*Data lines*

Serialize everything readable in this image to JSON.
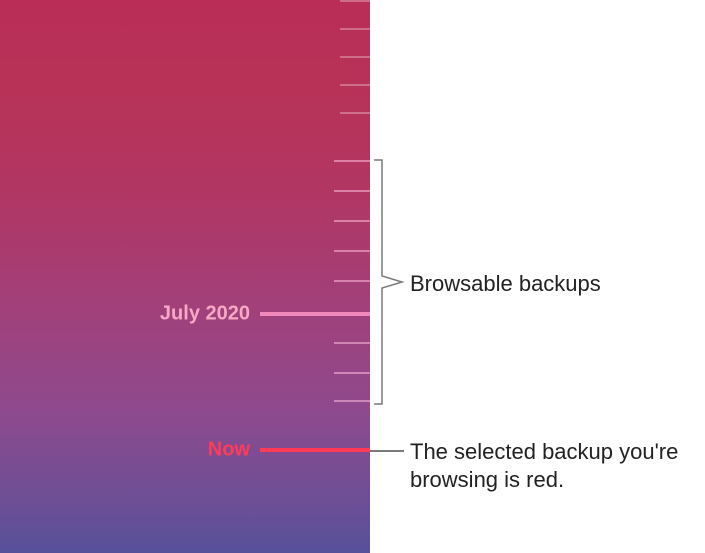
{
  "timeline": {
    "date_label": "July 2020",
    "now_label": "Now"
  },
  "callouts": {
    "browsable": "Browsable backups",
    "selected": "The selected backup you're browsing is red."
  },
  "colors": {
    "selected_tick": "#ff3b57",
    "bracket": "#7a7a7a"
  }
}
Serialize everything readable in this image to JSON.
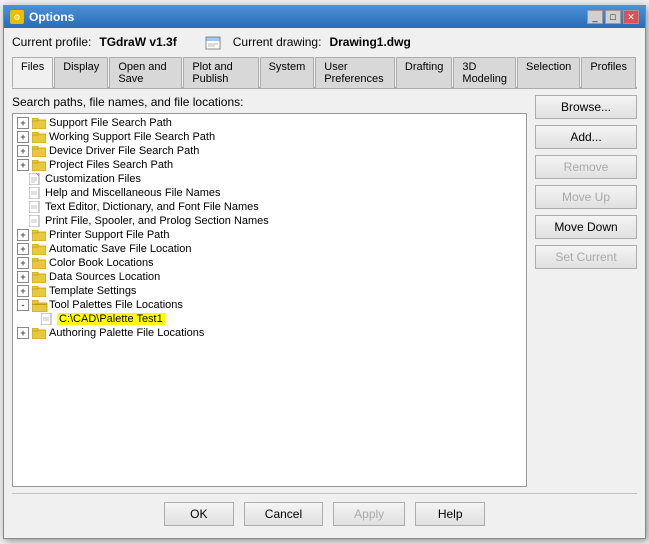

*Instruction*
Leave the pictures out and reproduce all of the records exactly.

*Correct result*
Serialize everything readable in this image to JSON.
{
  "timeline": {
    "date_label": "July 2020",
    "now_label": "Now"
  },
  "callouts": {
    "browsable": "Browsable backups",
    "selected": "The selected backup you're browsing is red."
  },
  "colors": {
    "selected_tick": "#ff3b57",
    "bracket": "#7a7a7a"
  }
}
Serialize everything readable in this image to JSON.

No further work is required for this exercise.